## Records contained in a dataset
## START

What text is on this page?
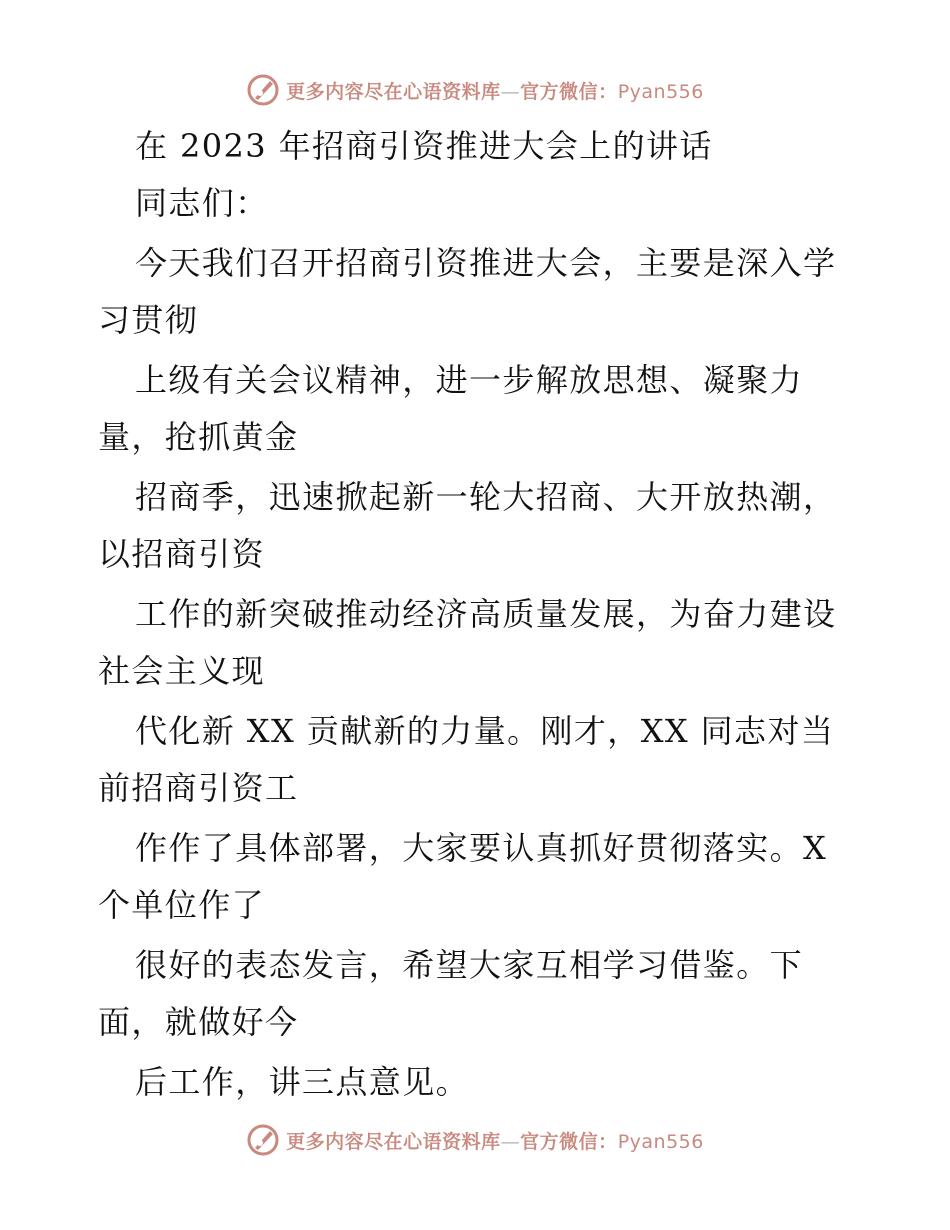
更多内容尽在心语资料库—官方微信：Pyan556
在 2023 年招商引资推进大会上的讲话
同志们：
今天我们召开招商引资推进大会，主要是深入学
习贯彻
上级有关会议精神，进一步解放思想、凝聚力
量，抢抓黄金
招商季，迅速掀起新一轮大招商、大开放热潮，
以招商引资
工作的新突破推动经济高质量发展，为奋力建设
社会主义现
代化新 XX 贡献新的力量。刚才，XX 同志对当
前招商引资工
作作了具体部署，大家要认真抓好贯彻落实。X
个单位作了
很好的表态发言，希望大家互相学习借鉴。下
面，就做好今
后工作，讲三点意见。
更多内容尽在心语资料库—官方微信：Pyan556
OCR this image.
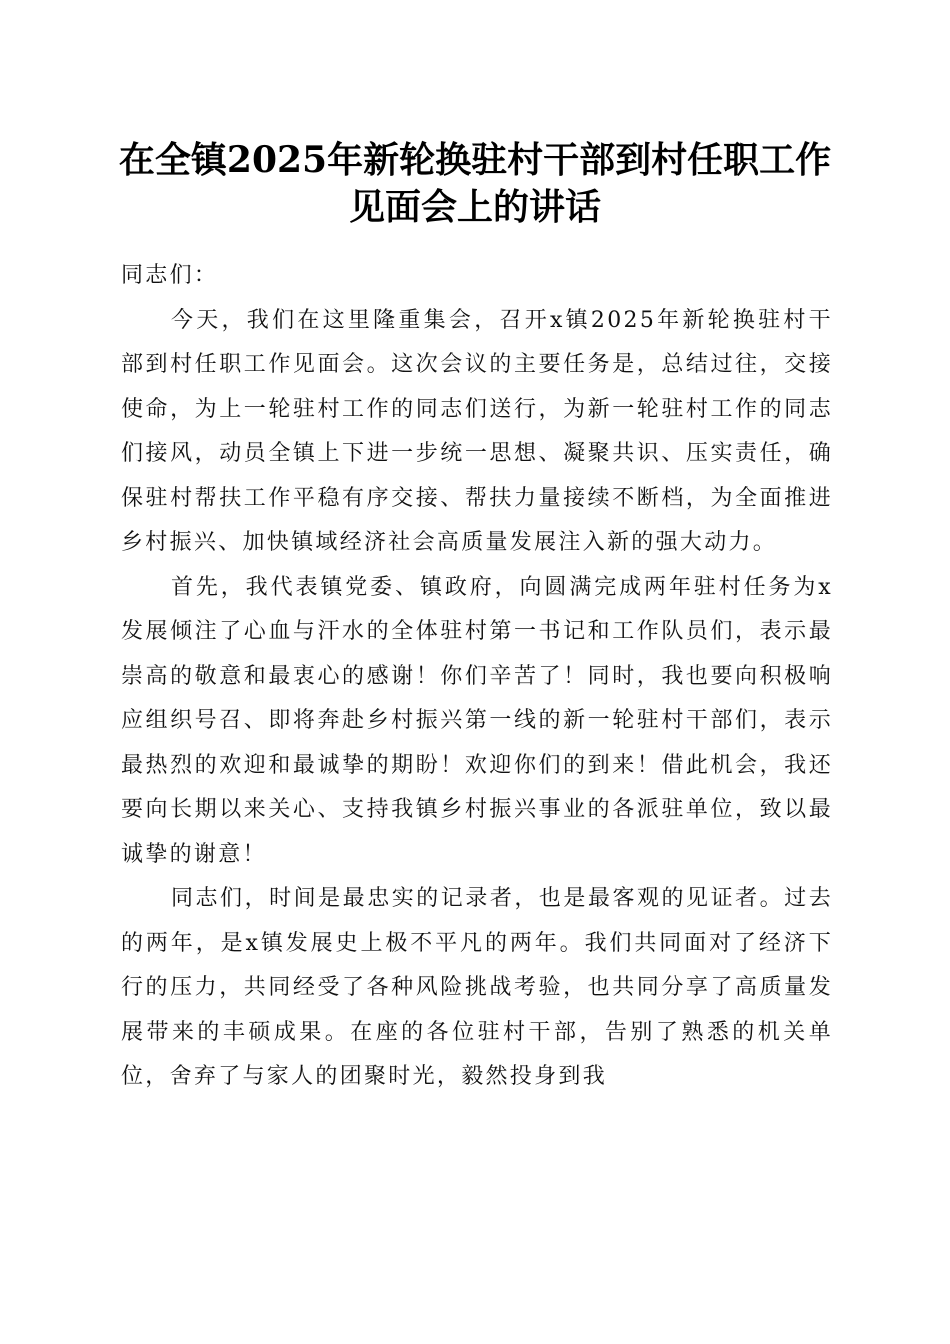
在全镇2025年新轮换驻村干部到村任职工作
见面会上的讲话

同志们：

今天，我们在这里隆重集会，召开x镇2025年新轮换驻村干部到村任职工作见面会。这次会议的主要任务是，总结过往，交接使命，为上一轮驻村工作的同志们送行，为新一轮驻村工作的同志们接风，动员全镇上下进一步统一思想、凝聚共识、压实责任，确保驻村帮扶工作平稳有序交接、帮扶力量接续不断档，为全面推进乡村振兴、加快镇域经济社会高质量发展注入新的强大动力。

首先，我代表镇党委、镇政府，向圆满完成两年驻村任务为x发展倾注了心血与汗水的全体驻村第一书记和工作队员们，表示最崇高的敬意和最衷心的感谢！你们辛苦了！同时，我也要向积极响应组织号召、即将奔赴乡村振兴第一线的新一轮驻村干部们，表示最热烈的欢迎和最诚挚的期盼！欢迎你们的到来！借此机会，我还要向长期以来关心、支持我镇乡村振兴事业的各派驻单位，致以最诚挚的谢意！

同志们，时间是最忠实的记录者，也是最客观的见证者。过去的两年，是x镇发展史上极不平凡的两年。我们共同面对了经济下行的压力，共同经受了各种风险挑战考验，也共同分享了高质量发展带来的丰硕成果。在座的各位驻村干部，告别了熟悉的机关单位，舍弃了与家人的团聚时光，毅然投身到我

## END
## START

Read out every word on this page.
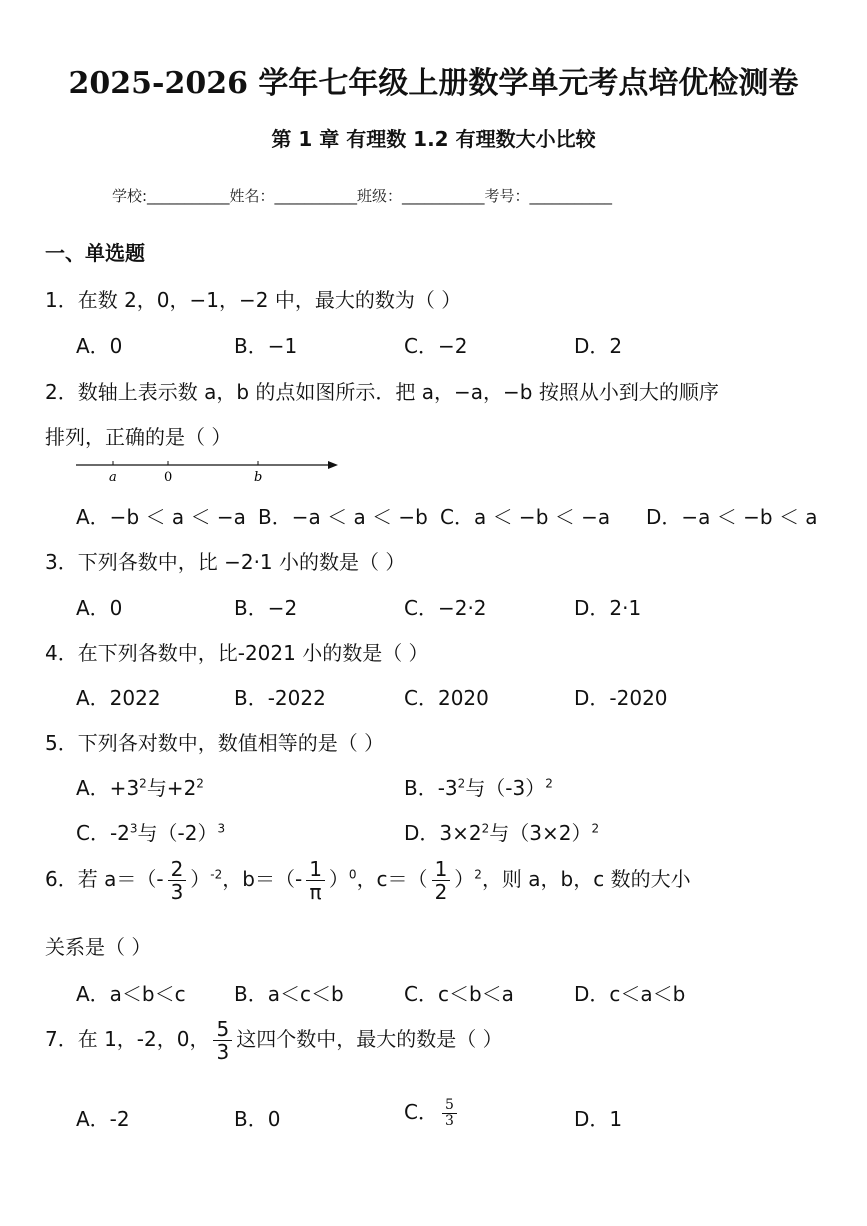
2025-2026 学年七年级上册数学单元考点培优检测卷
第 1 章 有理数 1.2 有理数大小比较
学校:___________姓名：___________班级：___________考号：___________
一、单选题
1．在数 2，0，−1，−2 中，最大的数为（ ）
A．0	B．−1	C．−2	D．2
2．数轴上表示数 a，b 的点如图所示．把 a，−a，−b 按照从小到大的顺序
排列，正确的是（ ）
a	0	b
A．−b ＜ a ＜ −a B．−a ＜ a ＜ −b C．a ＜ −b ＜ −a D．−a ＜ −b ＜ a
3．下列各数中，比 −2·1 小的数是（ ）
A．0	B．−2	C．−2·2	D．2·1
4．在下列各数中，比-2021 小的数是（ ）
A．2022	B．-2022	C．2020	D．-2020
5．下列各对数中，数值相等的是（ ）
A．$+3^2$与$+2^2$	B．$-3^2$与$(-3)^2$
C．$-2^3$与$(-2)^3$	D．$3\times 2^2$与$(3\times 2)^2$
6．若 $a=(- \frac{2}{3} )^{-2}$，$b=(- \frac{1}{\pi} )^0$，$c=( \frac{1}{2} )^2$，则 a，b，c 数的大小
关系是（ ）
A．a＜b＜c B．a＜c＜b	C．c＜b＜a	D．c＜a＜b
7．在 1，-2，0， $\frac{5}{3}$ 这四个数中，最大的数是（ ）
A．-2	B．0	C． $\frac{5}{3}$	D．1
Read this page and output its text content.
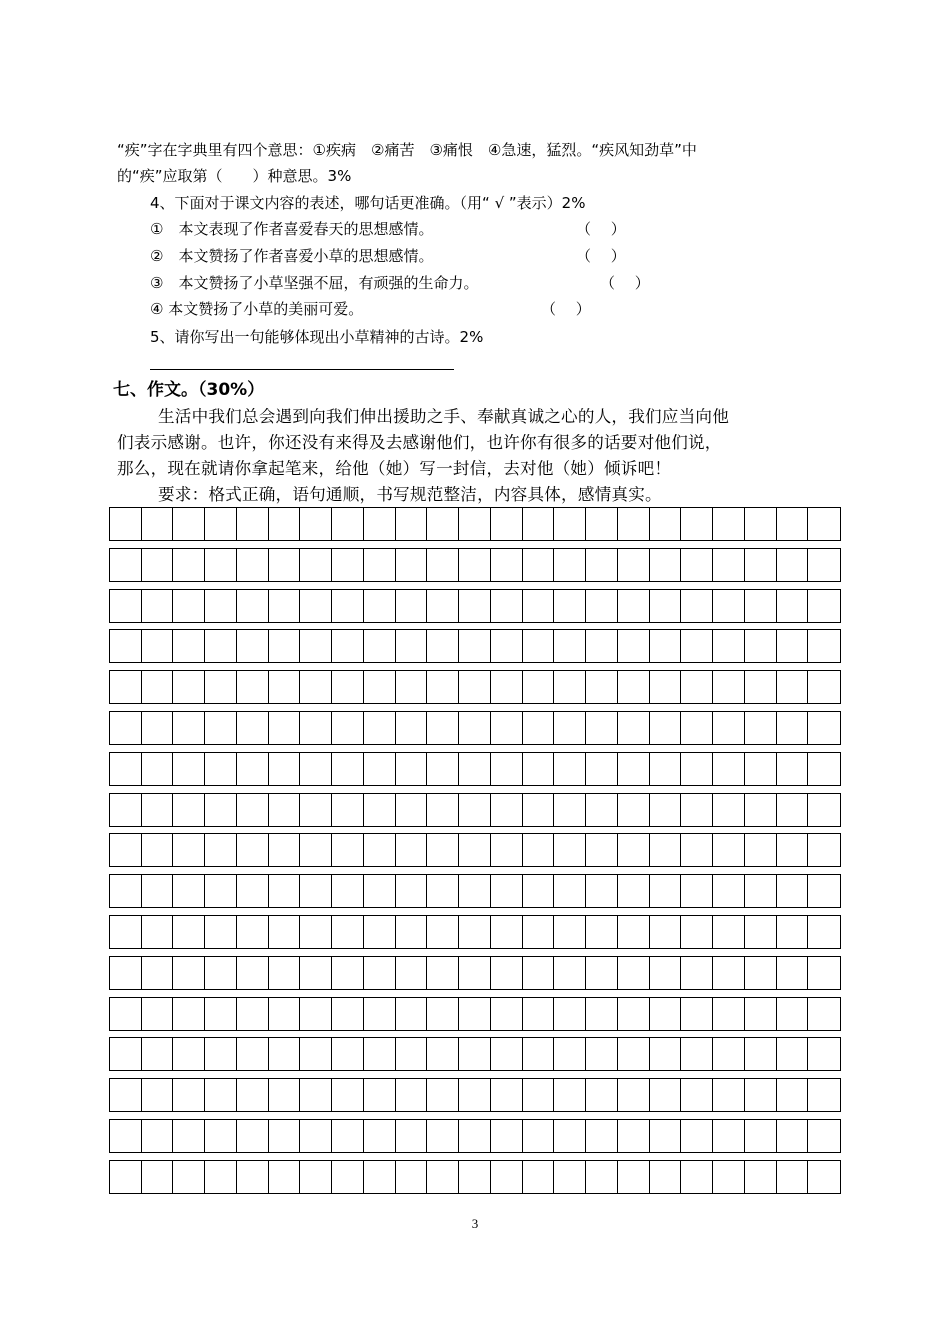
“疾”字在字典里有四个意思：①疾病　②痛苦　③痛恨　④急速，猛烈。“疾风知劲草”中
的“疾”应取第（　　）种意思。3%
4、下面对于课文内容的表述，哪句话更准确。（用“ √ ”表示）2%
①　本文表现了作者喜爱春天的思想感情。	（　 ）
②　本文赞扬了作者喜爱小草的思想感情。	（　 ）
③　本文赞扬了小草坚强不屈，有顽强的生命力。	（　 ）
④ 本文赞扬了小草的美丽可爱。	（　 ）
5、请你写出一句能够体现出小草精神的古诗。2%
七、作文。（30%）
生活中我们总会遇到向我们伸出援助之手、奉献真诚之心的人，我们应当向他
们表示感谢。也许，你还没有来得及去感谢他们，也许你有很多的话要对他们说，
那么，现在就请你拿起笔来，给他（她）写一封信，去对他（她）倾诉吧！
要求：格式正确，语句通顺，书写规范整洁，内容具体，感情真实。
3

## END

## Exercise
State how many lines in the entries above include the word "this"; reply with the number alone.

## Written answer
4